━━ RECORDS SHOWN

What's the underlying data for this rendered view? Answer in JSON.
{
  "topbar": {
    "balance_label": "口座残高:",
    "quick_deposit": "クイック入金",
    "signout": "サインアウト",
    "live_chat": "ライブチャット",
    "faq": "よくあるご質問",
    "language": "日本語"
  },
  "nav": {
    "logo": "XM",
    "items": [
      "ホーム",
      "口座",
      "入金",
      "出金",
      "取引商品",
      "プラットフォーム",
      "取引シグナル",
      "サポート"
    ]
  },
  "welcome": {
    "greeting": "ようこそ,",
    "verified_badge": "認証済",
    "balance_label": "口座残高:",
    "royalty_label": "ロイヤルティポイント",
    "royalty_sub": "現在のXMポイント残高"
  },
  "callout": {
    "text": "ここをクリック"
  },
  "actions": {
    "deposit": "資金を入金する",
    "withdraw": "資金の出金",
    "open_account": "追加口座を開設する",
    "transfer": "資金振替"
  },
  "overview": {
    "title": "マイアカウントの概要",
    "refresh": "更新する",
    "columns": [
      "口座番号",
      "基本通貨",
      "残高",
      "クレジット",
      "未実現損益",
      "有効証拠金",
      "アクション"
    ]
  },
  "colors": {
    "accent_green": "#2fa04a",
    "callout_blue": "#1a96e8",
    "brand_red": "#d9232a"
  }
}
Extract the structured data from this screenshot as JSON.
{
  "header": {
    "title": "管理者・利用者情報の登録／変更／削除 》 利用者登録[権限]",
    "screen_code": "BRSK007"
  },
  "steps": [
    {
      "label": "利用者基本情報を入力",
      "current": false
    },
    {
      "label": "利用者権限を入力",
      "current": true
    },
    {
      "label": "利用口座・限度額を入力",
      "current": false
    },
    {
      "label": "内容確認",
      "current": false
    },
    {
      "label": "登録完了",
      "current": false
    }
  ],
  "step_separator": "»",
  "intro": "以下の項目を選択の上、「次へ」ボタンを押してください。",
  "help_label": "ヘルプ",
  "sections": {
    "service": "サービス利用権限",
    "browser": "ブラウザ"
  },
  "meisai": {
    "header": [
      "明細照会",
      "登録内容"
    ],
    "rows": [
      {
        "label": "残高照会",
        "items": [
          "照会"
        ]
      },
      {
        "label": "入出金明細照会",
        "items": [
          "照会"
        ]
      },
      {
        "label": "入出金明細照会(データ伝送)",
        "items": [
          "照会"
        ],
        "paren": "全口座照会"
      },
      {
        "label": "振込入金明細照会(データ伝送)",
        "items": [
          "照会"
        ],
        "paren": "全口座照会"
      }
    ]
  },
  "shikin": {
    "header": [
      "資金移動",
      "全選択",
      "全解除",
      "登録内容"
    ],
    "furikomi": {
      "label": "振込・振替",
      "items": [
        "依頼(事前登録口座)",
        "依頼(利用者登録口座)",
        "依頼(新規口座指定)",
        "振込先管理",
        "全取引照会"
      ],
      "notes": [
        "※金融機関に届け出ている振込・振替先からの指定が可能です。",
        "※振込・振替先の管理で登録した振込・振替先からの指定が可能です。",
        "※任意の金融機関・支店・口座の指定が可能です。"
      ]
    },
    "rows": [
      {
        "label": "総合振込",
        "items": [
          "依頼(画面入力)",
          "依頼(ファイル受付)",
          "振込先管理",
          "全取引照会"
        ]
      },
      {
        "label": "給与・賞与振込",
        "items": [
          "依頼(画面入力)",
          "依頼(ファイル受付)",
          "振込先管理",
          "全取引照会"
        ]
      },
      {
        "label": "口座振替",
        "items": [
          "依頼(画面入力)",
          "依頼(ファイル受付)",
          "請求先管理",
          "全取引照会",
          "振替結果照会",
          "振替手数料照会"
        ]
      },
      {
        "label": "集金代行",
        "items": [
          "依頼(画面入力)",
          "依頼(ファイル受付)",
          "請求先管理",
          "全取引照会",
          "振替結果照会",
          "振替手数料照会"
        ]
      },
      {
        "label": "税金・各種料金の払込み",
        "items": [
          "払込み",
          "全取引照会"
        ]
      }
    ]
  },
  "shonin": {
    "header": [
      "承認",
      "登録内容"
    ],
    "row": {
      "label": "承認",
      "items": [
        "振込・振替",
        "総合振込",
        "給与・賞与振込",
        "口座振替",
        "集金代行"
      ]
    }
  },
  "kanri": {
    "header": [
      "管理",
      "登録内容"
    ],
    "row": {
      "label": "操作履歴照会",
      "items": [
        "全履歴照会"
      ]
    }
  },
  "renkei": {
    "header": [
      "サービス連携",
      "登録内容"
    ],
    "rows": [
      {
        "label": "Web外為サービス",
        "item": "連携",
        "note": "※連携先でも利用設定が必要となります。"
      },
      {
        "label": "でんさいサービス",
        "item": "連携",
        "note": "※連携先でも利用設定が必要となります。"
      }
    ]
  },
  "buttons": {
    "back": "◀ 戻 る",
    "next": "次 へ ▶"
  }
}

━━━━

• _WHAT IS EXPECTED_: What do the records say? Quote them all exactly.

• _ANSWER FOR THE TASK_:
What's the underlying data for this rendered view? Answer in JSON.
{
  "topbar": {
    "balance_label": "口座残高:",
    "quick_deposit": "クイック入金",
    "signout": "サインアウト",
    "live_chat": "ライブチャット",
    "faq": "よくあるご質問",
    "language": "日本語"
  },
  "nav": {
    "logo": "XM",
    "items": [
      "ホーム",
      "口座",
      "入金",
      "出金",
      "取引商品",
      "プラットフォーム",
      "取引シグナル",
      "サポート"
    ]
  },
  "welcome": {
    "greeting": "ようこそ,",
    "verified_badge": "認証済",
    "balance_label": "口座残高:",
    "royalty_label": "ロイヤルティポイント",
    "royalty_sub": "現在のXMポイント残高"
  },
  "callout": {
    "text": "ここをクリック"
  },
  "actions": {
    "deposit": "資金を入金する",
    "withdraw": "資金の出金",
    "open_account": "追加口座を開設する",
    "transfer": "資金振替"
  },
  "overview": {
    "title": "マイアカウントの概要",
    "refresh": "更新する",
    "columns": [
      "口座番号",
      "基本通貨",
      "残高",
      "クレジット",
      "未実現損益",
      "有効証拠金",
      "アクション"
    ]
  },
  "colors": {
    "accent_green": "#2fa04a",
    "callout_blue": "#1a96e8",
    "brand_red": "#d9232a"
  }
}
Extract the structured data from this screenshot as JSON.
{
  "header": {
    "title": "管理者・利用者情報の登録／変更／削除 》 利用者登録[権限]",
    "screen_code": "BRSK007"
  },
  "steps": [
    {
      "label": "利用者基本情報を入力",
      "current": false
    },
    {
      "label": "利用者権限を入力",
      "current": true
    },
    {
      "label": "利用口座・限度額を入力",
      "current": false
    },
    {
      "label": "内容確認",
      "current": false
    },
    {
      "label": "登録完了",
      "current": false
    }
  ],
  "step_separator": "»",
  "intro": "以下の項目を選択の上、「次へ」ボタンを押してください。",
  "help_label": "ヘルプ",
  "sections": {
    "service": "サービス利用権限",
    "browser": "ブラウザ"
  },
  "meisai": {
    "header": [
      "明細照会",
      "登録内容"
    ],
    "rows": [
      {
        "label": "残高照会",
        "items": [
          "照会"
        ]
      },
      {
        "label": "入出金明細照会",
        "items": [
          "照会"
        ]
      },
      {
        "label": "入出金明細照会(データ伝送)",
        "items": [
          "照会"
        ],
        "paren": "全口座照会"
      },
      {
        "label": "振込入金明細照会(データ伝送)",
        "items": [
          "照会"
        ],
        "paren": "全口座照会"
      }
    ]
  },
  "shikin": {
    "header": [
      "資金移動",
      "全選択",
      "全解除",
      "登録内容"
    ],
    "furikomi": {
      "label": "振込・振替",
      "items": [
        "依頼(事前登録口座)",
        "依頼(利用者登録口座)",
        "依頼(新規口座指定)",
        "振込先管理",
        "全取引照会"
      ],
      "notes": [
        "※金融機関に届け出ている振込・振替先からの指定が可能です。",
        "※振込・振替先の管理で登録した振込・振替先からの指定が可能です。",
        "※任意の金融機関・支店・口座の指定が可能です。"
      ]
    },
    "rows": [
      {
        "label": "総合振込",
        "items": [
          "依頼(画面入力)",
          "依頼(ファイル受付)",
          "振込先管理",
          "全取引照会"
        ]
      },
      {
        "label": "給与・賞与振込",
        "items": [
          "依頼(画面入力)",
          "依頼(ファイル受付)",
          "振込先管理",
          "全取引照会"
        ]
      },
      {
        "label": "口座振替",
        "items": [
          "依頼(画面入力)",
          "依頼(ファイル受付)",
          "請求先管理",
          "全取引照会",
          "振替結果照会",
          "振替手数料照会"
        ]
      },
      {
        "label": "集金代行",
        "items": [
          "依頼(画面入力)",
          "依頼(ファイル受付)",
          "請求先管理",
          "全取引照会",
          "振替結果照会",
          "振替手数料照会"
        ]
      },
      {
        "label": "税金・各種料金の払込み",
        "items": [
          "払込み",
          "全取引照会"
        ]
      }
    ]
  },
  "shonin": {
    "header": [
      "承認",
      "登録内容"
    ],
    "row": {
      "label": "承認",
      "items": [
        "振込・振替",
        "総合振込",
        "給与・賞与振込",
        "口座振替",
        "集金代行"
      ]
    }
  },
  "kanri": {
    "header": [
      "管理",
      "登録内容"
    ],
    "row": {
      "label": "操作履歴照会",
      "items": [
        "全履歴照会"
      ]
    }
  },
  "renkei": {
    "header": [
      "サービス連携",
      "登録内容"
    ],
    "rows": [
      {
        "label": "Web外為サービス",
        "item": "連携",
        "note": "※連携先でも利用設定が必要となります。"
      },
      {
        "label": "でんさいサービス",
        "item": "連携",
        "note": "※連携先でも利用設定が必要となります。"
      }
    ]
  },
  "buttons": {
    "back": "◀ 戻 る",
    "next": "次 へ ▶"
  }
}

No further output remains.